Stored items
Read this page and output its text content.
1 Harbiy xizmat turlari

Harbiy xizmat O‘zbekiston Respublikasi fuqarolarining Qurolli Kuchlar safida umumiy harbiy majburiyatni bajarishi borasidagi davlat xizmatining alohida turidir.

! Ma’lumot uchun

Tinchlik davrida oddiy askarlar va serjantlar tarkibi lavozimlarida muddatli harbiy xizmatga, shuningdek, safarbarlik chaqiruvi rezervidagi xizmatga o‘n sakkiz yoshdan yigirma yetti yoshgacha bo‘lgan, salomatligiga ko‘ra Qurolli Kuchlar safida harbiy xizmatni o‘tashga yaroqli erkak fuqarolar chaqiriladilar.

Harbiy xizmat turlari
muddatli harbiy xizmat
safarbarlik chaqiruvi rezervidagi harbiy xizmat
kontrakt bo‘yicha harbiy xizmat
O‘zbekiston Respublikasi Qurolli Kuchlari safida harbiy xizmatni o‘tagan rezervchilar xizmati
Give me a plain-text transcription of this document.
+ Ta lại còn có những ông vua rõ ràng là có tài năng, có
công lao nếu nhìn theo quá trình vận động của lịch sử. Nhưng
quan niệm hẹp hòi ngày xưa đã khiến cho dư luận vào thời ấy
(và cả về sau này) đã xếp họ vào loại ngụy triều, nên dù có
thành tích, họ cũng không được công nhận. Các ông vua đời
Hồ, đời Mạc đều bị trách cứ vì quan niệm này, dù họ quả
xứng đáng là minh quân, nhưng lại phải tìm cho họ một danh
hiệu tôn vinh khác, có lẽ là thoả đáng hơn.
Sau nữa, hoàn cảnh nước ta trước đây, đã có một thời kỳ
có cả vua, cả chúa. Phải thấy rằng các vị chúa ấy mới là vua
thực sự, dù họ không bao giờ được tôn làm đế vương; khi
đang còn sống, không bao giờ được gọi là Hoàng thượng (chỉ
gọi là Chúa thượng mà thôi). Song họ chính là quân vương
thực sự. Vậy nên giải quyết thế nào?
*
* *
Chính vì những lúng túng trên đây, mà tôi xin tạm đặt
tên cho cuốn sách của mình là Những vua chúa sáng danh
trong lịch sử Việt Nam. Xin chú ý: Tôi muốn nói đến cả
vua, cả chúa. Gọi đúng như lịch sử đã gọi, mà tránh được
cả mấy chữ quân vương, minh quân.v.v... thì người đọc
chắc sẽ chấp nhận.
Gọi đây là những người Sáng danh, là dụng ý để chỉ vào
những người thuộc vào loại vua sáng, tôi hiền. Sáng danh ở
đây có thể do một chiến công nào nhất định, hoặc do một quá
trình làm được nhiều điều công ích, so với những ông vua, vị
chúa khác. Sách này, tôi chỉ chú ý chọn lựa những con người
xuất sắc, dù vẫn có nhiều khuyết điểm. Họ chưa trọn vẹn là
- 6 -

**The request:** Write the data back out verbatim.

**Solution to the problem:**
Read this page and output its text content.
1 Harbiy xizmat turlari

Harbiy xizmat O‘zbekiston Respublikasi fuqarolarining Qurolli Kuchlar safida umumiy harbiy majburiyatni bajarishi borasidagi davlat xizmatining alohida turidir.

! Ma’lumot uchun

Tinchlik davrida oddiy askarlar va serjantlar tarkibi lavozimlarida muddatli harbiy xizmatga, shuningdek, safarbarlik chaqiruvi rezervidagi xizmatga o‘n sakkiz yoshdan yigirma yetti yoshgacha bo‘lgan, salomatligiga ko‘ra Qurolli Kuchlar safida harbiy xizmatni o‘tashga yaroqli erkak fuqarolar chaqiriladilar.

Harbiy xizmat turlari
muddatli harbiy xizmat
safarbarlik chaqiruvi rezervidagi harbiy xizmat
kontrakt bo‘yicha harbiy xizmat
O‘zbekiston Respublikasi Qurolli Kuchlari safida harbiy xizmatni o‘tagan rezervchilar xizmati
Give me a plain-text transcription of this document.
+ Ta lại còn có những ông vua rõ ràng là có tài năng, có
công lao nếu nhìn theo quá trình vận động của lịch sử. Nhưng
quan niệm hẹp hòi ngày xưa đã khiến cho dư luận vào thời ấy
(và cả về sau này) đã xếp họ vào loại ngụy triều, nên dù có
thành tích, họ cũng không được công nhận. Các ông vua đời
Hồ, đời Mạc đều bị trách cứ vì quan niệm này, dù họ quả
xứng đáng là minh quân, nhưng lại phải tìm cho họ một danh
hiệu tôn vinh khác, có lẽ là thoả đáng hơn.
Sau nữa, hoàn cảnh nước ta trước đây, đã có một thời kỳ
có cả vua, cả chúa. Phải thấy rằng các vị chúa ấy mới là vua
thực sự, dù họ không bao giờ được tôn làm đế vương; khi
đang còn sống, không bao giờ được gọi là Hoàng thượng (chỉ
gọi là Chúa thượng mà thôi). Song họ chính là quân vương
thực sự. Vậy nên giải quyết thế nào?
*
* *
Chính vì những lúng túng trên đây, mà tôi xin tạm đặt
tên cho cuốn sách của mình là Những vua chúa sáng danh
trong lịch sử Việt Nam. Xin chú ý: Tôi muốn nói đến cả
vua, cả chúa. Gọi đúng như lịch sử đã gọi, mà tránh được
cả mấy chữ quân vương, minh quân.v.v... thì người đọc
chắc sẽ chấp nhận.
Gọi đây là những người Sáng danh, là dụng ý để chỉ vào
những người thuộc vào loại vua sáng, tôi hiền. Sáng danh ở
đây có thể do một chiến công nào nhất định, hoặc do một quá
trình làm được nhiều điều công ích, so với những ông vua, vị
chúa khác. Sách này, tôi chỉ chú ý chọn lựa những con người
xuất sắc, dù vẫn có nhiều khuyết điểm. Họ chưa trọn vẹn là
- 6 -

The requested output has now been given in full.